• **What you have to do**: Read through the entries below and return each line with the word "области".

*** Supplied material

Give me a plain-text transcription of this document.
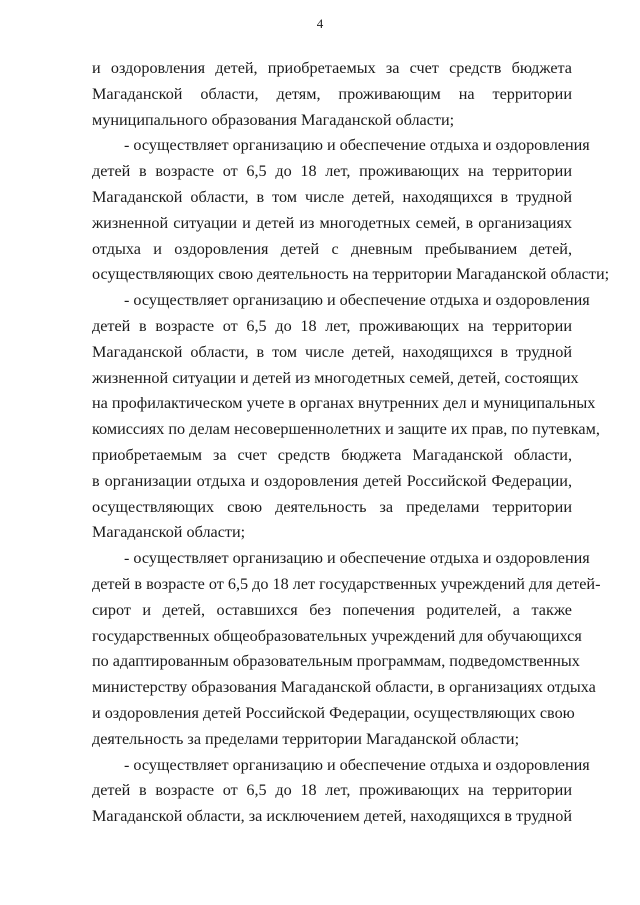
4
и оздоровления детей, приобретаемых за счет средств бюджета
Магаданской области, детям, проживающим на территории
муниципального образования Магаданской области;
- осуществляет организацию и обеспечение отдыха и оздоровления
детей в возрасте от 6,5 до 18 лет, проживающих на территории
Магаданской области, в том числе детей, находящихся в трудной
жизненной ситуации и детей из многодетных семей, в организациях
отдыха и оздоровления детей с дневным пребыванием детей,
осуществляющих свою деятельность на территории Магаданской области;
- осуществляет организацию и обеспечение отдыха и оздоровления
детей в возрасте от 6,5 до 18 лет, проживающих на территории
Магаданской области, в том числе детей, находящихся в трудной
жизненной ситуации и детей из многодетных семей, детей, состоящих
на профилактическом учете в органах внутренних дел и муниципальных
комиссиях по делам несовершеннолетних и защите их прав, по путевкам,
приобретаемым за счет средств бюджета Магаданской области,
в организации отдыха и оздоровления детей Российской Федерации,
осуществляющих свою деятельность за пределами территории
Магаданской области;
- осуществляет организацию и обеспечение отдыха и оздоровления
детей в возрасте от 6,5 до 18 лет государственных учреждений для детей-
сирот и детей, оставшихся без попечения родителей, а также
государственных общеобразовательных учреждений для обучающихся
по адаптированным образовательным программам, подведомственных
министерству образования Магаданской области, в организациях отдыха
и оздоровления детей Российской Федерации, осуществляющих свою
деятельность за пределами территории Магаданской области;
- осуществляет организацию и обеспечение отдыха и оздоровления
детей в возрасте от 6,5 до 18 лет, проживающих на территории
Магаданской области, за исключением детей, находящихся в трудной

******

• **Output of the exercise**:
Магаданской области, детям, проживающим на территории
муниципального образования Магаданской области;
Магаданской области, в том числе детей, находящихся в трудной
осуществляющих свою деятельность на территории Магаданской области;
Магаданской области, в том числе детей, находящихся в трудной
приобретаемым за счет средств бюджета Магаданской области,
Магаданской области;
министерству образования Магаданской области, в организациях отдыха
деятельность за пределами территории Магаданской области;
Магаданской области, за исключением детей, находящихся в трудной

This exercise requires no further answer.